*PROVIDED DATA*:
───

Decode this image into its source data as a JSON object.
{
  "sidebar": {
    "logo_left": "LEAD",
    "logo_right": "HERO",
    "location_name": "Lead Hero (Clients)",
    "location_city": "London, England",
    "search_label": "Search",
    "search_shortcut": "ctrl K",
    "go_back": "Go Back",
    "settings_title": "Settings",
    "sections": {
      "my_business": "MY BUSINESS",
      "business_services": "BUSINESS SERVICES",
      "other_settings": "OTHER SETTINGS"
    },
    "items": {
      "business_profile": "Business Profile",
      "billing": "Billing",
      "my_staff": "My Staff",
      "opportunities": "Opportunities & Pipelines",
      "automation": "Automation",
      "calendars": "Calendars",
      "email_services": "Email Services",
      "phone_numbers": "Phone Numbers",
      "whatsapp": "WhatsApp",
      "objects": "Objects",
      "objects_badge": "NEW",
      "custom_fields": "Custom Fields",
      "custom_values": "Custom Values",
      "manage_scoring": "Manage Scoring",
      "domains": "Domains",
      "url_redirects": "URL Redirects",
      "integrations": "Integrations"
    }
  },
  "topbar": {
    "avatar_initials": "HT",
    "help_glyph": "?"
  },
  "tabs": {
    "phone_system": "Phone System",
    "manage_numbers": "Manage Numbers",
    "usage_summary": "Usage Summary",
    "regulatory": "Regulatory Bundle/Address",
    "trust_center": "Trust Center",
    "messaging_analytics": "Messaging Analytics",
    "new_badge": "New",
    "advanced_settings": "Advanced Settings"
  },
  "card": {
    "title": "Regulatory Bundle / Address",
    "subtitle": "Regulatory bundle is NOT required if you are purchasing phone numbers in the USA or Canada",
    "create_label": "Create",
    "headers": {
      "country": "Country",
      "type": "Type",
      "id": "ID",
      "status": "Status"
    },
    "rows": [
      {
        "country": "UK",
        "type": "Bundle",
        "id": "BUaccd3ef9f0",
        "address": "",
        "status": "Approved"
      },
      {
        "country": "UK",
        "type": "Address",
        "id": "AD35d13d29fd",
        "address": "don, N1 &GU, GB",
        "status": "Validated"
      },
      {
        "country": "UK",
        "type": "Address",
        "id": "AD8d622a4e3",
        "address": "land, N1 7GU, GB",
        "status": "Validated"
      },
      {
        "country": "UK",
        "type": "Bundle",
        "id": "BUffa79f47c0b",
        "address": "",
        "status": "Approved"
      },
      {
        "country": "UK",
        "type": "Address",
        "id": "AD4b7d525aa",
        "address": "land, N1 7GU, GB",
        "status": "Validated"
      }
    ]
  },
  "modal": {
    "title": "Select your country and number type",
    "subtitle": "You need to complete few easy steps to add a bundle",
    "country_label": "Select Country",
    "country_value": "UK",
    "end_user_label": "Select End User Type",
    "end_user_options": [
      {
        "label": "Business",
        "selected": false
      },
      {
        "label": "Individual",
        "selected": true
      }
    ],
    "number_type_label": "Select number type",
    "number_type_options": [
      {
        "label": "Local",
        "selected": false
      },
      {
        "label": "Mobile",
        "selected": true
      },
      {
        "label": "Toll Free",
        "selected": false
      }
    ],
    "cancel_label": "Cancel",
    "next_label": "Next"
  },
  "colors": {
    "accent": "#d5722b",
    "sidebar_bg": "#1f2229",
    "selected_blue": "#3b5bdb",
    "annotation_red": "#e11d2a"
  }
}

───

Copy all lines of the listing above that contain the string "subtitle".

*ANSWER TO THE TASK*:
    "subtitle": "Regulatory bundle is NOT required if you are purchasing phone numbers in the USA or Canada",
    "subtitle": "You need to complete few easy steps to add a bundle",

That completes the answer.